#### Exercise instructions
Write the records below out in full, character for character, with no pictures.

#### Data in this exercise
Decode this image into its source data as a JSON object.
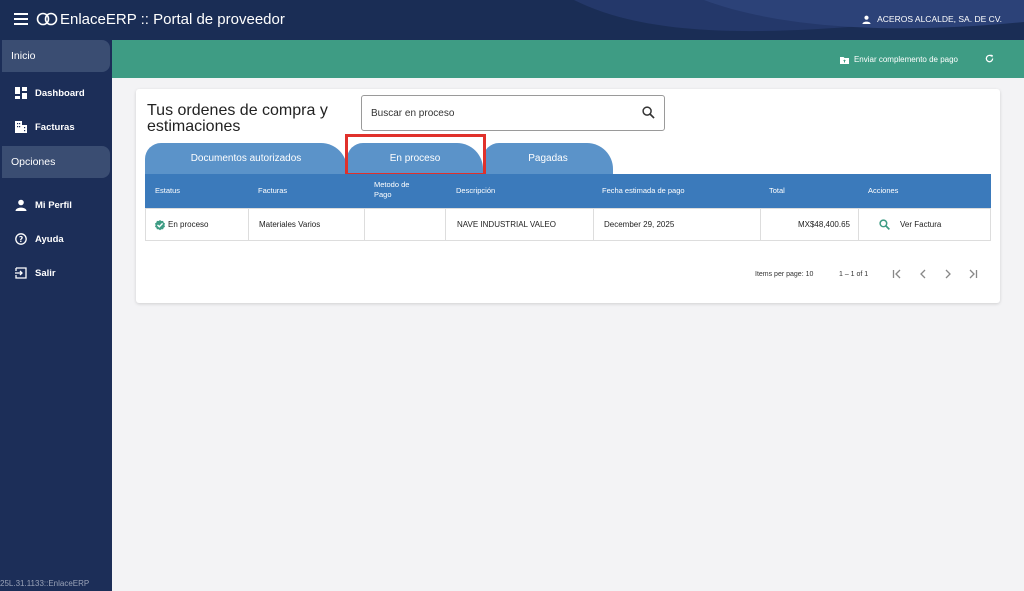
{
  "header": {
    "app_title": "EnlaceERP :: Portal de proveedor",
    "user_name": "ACEROS ALCALDE, SA. DE CV."
  },
  "sidebar": {
    "section_inicio": "Inicio",
    "section_opciones": "Opciones",
    "items": [
      {
        "label": "Dashboard",
        "icon": "dashboard-icon"
      },
      {
        "label": "Facturas",
        "icon": "building-icon"
      },
      {
        "label": "Mi Perfil",
        "icon": "person-icon"
      },
      {
        "label": "Ayuda",
        "icon": "help-icon"
      },
      {
        "label": "Salir",
        "icon": "logout-icon"
      }
    ],
    "version": "25L.31.1133::EnlaceERP"
  },
  "toolbar": {
    "send_label": "Enviar complemento de pago",
    "refresh_icon": "refresh-icon"
  },
  "main": {
    "title": "Tus ordenes de compra y estimaciones",
    "search_placeholder": "Buscar en proceso",
    "tabs": [
      "Documentos autorizados",
      "En proceso",
      "Pagadas"
    ],
    "active_tab": "En proceso",
    "table": {
      "headers": [
        "Estatus",
        "Facturas",
        "Metodo de Pago",
        "Descripción",
        "Fecha estimada de pago",
        "Total",
        "Acciones"
      ],
      "rows": [
        {
          "status": "En proceso",
          "facturas": "Materiales Varios",
          "metodo": "",
          "descripcion": "NAVE INDUSTRIAL VALEO",
          "fecha": "December 29, 2025",
          "total": "MX$48,400.65",
          "accion": "Ver Factura"
        }
      ]
    },
    "pager": {
      "items_per_page": "Items per page: 10",
      "range": "1 – 1 of 1"
    }
  },
  "colors": {
    "topbar": "#1a2d55",
    "sidebar": "#1c2e58",
    "greenbar": "#3e9c84",
    "tab": "#5b93c9",
    "table_header": "#3b7abb",
    "highlight": "#e0312b",
    "check": "#3e9c84"
  }
}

#### Solution to this problem
Decode this image into its source data as a JSON object.
{
  "header": {
    "app_title": "EnlaceERP :: Portal de proveedor",
    "user_name": "ACEROS ALCALDE, SA. DE CV."
  },
  "sidebar": {
    "section_inicio": "Inicio",
    "section_opciones": "Opciones",
    "items": [
      {
        "label": "Dashboard",
        "icon": "dashboard-icon"
      },
      {
        "label": "Facturas",
        "icon": "building-icon"
      },
      {
        "label": "Mi Perfil",
        "icon": "person-icon"
      },
      {
        "label": "Ayuda",
        "icon": "help-icon"
      },
      {
        "label": "Salir",
        "icon": "logout-icon"
      }
    ],
    "version": "25L.31.1133::EnlaceERP"
  },
  "toolbar": {
    "send_label": "Enviar complemento de pago",
    "refresh_icon": "refresh-icon"
  },
  "main": {
    "title": "Tus ordenes de compra y estimaciones",
    "search_placeholder": "Buscar en proceso",
    "tabs": [
      "Documentos autorizados",
      "En proceso",
      "Pagadas"
    ],
    "active_tab": "En proceso",
    "table": {
      "headers": [
        "Estatus",
        "Facturas",
        "Metodo de Pago",
        "Descripción",
        "Fecha estimada de pago",
        "Total",
        "Acciones"
      ],
      "rows": [
        {
          "status": "En proceso",
          "facturas": "Materiales Varios",
          "metodo": "",
          "descripcion": "NAVE INDUSTRIAL VALEO",
          "fecha": "December 29, 2025",
          "total": "MX$48,400.65",
          "accion": "Ver Factura"
        }
      ]
    },
    "pager": {
      "items_per_page": "Items per page: 10",
      "range": "1 – 1 of 1"
    }
  },
  "colors": {
    "topbar": "#1a2d55",
    "sidebar": "#1c2e58",
    "greenbar": "#3e9c84",
    "tab": "#5b93c9",
    "table_header": "#3b7abb",
    "highlight": "#e0312b",
    "check": "#3e9c84"
  }
}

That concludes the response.